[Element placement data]
================

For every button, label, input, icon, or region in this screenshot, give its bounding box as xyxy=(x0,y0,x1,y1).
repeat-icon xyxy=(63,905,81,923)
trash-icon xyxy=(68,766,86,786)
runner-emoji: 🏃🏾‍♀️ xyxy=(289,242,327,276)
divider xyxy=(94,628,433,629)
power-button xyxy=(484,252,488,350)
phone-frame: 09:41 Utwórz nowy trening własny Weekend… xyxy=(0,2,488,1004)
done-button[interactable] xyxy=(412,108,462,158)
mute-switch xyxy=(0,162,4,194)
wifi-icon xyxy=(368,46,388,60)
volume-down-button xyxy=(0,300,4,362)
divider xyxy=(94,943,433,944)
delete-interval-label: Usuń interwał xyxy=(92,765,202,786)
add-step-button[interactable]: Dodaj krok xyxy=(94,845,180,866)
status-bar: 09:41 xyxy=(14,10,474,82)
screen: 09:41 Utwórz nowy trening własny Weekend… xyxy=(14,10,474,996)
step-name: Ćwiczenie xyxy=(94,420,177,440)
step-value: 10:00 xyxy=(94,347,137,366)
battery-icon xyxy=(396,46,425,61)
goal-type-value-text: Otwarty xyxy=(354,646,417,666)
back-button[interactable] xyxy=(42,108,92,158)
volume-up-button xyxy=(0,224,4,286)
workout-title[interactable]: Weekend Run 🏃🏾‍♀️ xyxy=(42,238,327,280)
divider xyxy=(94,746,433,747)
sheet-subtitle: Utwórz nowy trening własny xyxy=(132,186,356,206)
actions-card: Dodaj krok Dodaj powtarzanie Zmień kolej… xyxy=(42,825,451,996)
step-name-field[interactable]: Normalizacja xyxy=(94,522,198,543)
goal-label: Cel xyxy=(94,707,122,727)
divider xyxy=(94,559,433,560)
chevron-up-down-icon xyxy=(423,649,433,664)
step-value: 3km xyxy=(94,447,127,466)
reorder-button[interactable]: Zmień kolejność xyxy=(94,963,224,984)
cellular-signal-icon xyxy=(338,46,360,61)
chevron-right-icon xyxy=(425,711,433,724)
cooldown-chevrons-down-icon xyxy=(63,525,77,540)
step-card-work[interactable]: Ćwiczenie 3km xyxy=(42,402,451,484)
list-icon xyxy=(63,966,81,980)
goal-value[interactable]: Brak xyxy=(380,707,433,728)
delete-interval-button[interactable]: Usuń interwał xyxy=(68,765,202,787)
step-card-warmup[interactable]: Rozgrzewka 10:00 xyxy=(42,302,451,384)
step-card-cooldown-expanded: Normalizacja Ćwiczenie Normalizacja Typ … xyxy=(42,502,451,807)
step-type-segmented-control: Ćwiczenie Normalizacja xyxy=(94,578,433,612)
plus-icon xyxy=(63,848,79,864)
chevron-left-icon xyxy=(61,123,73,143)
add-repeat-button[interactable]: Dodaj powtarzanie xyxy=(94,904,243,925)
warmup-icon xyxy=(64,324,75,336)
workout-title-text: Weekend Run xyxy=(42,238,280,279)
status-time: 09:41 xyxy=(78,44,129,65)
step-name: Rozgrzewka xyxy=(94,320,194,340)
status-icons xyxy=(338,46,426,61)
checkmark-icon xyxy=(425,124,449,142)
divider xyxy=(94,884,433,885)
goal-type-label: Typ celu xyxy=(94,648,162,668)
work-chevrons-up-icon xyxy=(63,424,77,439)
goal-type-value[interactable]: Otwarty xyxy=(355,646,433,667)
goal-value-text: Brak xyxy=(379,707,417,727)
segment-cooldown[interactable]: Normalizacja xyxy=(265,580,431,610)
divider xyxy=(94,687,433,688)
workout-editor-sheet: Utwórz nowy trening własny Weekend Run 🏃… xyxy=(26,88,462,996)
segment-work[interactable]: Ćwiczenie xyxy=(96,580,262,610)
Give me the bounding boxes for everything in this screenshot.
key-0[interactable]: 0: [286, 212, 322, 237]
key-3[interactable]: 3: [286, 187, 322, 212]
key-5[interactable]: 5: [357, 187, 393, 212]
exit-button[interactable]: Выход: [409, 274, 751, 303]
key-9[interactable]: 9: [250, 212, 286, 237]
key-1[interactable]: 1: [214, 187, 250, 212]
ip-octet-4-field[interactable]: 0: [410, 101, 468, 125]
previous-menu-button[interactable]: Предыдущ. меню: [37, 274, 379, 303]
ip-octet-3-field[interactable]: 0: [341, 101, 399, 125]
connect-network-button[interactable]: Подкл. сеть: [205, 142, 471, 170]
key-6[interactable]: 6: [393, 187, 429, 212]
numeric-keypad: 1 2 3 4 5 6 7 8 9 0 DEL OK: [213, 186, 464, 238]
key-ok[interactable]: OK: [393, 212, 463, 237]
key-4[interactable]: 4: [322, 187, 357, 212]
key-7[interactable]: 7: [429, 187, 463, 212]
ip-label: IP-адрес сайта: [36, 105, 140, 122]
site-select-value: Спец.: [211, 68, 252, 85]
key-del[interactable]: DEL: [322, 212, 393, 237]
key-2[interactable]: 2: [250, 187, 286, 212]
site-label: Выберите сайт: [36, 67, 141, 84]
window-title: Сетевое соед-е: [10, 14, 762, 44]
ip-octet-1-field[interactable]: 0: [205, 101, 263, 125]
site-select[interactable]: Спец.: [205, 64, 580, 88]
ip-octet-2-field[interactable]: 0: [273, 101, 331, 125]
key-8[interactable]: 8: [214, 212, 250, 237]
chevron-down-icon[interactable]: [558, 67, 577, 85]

================

◆ What the exercise asks ◆
Extract each row above that contains the word "krok".

◆ Full response ◆
add-step-button[interactable]: Dodaj krok xyxy=(94,845,180,866)
actions-card: Dodaj krok Dodaj powtarzanie Zmień kolej… xyxy=(42,825,451,996)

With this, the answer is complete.